Lines of data

------------------------------------

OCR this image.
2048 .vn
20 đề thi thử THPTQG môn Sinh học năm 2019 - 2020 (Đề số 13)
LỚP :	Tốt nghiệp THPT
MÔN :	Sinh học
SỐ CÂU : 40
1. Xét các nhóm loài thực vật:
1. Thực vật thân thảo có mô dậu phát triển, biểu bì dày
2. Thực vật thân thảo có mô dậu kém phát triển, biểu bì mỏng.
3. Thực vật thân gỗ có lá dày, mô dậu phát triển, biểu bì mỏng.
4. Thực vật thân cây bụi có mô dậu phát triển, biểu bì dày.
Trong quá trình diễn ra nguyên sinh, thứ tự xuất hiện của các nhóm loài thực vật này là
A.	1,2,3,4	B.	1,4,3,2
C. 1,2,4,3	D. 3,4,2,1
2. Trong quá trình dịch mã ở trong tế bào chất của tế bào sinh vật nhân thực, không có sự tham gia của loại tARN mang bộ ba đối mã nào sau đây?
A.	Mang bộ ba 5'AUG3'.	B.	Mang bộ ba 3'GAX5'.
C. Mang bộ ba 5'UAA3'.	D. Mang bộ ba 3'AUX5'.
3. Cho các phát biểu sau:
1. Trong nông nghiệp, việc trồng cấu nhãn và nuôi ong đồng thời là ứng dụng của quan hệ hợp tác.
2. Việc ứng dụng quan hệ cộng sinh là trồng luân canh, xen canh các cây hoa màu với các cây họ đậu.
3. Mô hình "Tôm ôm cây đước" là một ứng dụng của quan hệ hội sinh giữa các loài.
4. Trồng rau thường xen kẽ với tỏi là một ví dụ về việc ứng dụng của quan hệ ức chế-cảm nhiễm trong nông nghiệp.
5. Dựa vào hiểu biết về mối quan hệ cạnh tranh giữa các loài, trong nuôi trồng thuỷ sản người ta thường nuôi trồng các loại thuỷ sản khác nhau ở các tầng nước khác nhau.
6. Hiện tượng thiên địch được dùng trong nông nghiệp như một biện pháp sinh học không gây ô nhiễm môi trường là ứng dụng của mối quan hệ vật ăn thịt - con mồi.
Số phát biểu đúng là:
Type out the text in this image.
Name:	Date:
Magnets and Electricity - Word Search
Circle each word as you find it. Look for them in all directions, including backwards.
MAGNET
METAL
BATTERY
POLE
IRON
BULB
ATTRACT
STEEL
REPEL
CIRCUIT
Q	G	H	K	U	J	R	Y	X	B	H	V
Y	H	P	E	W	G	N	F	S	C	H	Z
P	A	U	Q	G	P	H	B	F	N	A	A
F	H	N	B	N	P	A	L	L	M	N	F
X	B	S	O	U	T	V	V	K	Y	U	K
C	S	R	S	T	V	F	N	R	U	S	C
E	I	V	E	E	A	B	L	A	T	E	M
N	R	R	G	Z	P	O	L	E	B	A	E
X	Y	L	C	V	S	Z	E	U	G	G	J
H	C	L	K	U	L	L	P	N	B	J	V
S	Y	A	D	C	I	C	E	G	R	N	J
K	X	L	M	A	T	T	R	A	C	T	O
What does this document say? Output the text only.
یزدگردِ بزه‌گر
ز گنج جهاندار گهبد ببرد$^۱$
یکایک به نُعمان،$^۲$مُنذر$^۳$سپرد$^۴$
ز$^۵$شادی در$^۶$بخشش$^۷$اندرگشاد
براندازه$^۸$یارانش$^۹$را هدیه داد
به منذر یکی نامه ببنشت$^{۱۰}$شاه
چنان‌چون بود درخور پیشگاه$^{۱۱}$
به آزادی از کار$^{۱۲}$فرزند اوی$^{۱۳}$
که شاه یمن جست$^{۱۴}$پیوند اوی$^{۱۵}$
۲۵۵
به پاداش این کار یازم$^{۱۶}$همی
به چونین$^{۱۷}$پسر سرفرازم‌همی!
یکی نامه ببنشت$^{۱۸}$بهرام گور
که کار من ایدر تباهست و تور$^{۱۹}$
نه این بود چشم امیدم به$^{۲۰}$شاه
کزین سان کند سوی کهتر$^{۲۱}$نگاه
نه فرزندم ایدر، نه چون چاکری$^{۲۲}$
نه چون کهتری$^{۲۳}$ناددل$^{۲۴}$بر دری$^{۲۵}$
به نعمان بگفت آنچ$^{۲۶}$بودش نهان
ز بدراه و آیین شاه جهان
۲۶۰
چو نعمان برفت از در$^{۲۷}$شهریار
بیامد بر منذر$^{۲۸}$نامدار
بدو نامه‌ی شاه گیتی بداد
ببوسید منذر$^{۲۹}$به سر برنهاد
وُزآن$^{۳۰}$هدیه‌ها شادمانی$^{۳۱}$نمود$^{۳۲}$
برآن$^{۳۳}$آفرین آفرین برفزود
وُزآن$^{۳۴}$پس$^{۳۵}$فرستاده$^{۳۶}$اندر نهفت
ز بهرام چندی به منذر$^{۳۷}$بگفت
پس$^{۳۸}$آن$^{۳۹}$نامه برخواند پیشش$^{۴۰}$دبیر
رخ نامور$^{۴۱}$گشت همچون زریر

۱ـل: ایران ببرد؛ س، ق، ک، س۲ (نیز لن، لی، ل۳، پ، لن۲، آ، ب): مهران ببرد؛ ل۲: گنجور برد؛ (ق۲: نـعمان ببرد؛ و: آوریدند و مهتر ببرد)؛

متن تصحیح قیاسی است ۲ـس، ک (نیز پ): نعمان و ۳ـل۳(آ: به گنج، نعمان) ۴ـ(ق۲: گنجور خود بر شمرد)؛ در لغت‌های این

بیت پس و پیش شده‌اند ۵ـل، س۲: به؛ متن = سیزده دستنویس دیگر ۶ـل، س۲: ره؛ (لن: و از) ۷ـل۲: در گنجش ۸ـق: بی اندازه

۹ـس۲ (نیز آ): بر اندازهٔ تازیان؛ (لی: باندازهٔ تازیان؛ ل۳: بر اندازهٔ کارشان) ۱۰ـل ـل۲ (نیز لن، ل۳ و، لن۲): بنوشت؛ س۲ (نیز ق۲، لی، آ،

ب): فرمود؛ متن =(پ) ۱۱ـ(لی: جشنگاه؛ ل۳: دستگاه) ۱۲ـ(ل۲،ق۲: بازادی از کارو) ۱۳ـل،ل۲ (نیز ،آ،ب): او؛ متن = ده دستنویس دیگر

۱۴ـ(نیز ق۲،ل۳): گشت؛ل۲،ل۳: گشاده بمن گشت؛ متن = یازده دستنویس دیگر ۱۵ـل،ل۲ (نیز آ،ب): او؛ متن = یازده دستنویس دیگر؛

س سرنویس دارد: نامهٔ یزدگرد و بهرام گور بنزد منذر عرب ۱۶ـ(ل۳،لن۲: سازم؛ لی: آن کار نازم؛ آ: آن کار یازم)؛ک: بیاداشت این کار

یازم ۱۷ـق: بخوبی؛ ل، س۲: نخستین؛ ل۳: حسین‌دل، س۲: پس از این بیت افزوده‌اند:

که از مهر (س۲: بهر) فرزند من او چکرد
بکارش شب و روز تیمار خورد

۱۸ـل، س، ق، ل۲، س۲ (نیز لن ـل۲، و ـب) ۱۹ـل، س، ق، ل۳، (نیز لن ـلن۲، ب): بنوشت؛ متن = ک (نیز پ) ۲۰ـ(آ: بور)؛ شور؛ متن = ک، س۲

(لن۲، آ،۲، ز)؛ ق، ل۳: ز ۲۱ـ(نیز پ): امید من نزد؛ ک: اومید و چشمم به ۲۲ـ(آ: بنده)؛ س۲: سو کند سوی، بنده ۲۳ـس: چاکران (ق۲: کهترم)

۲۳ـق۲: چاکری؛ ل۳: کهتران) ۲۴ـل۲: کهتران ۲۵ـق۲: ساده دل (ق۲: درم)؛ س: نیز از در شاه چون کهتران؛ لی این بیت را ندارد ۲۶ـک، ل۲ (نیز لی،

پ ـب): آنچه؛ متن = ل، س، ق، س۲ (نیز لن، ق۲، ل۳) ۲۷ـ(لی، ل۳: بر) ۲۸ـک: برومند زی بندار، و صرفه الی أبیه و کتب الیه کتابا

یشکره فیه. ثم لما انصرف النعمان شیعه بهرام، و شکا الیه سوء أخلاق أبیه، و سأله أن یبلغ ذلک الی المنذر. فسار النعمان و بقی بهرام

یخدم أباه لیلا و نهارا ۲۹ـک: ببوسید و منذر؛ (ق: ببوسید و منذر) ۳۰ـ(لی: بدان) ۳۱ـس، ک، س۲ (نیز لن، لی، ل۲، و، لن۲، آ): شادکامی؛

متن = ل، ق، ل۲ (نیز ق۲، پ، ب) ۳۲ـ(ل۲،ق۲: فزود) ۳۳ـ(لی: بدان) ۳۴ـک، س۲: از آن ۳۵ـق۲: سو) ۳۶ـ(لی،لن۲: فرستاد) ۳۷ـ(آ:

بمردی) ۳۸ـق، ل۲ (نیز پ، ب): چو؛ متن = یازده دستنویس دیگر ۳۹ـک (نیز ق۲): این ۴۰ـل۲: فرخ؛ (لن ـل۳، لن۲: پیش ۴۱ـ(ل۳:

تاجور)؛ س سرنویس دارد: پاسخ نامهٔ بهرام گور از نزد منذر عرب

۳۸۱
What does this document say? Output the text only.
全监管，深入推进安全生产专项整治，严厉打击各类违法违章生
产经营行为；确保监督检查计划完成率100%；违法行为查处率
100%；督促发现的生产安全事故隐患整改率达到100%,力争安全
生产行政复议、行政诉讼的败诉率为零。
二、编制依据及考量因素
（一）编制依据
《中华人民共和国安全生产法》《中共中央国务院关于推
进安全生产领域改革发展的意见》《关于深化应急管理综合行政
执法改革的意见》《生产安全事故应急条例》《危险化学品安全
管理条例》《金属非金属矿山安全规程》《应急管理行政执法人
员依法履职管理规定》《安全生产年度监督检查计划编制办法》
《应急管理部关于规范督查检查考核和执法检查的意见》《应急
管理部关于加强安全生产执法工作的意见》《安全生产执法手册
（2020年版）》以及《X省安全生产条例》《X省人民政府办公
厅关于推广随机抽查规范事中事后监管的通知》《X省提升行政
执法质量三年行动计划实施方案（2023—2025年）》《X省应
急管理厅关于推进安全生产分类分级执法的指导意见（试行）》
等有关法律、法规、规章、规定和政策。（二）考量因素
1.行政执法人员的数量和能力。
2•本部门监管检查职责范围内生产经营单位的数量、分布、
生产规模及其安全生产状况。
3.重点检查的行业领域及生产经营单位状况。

------------------------------------

**EXERCISE**
Select and copy every line of the listing with the word "چاکری".

**THE REPLY**
نه فرزندم ایدر، نه چون چاکری$^{۲۲}$
۲۳ـق۲: چاکری؛ ل۳: کهتران) ۲۴ـل۲: کهتران ۲۵ـق۲: ساده دل (ق۲: درم)؛ س: نیز از در شاه چون کهتران؛ لی این بیت را ندارد ۲۶ـک، ل۲ (نیز لی،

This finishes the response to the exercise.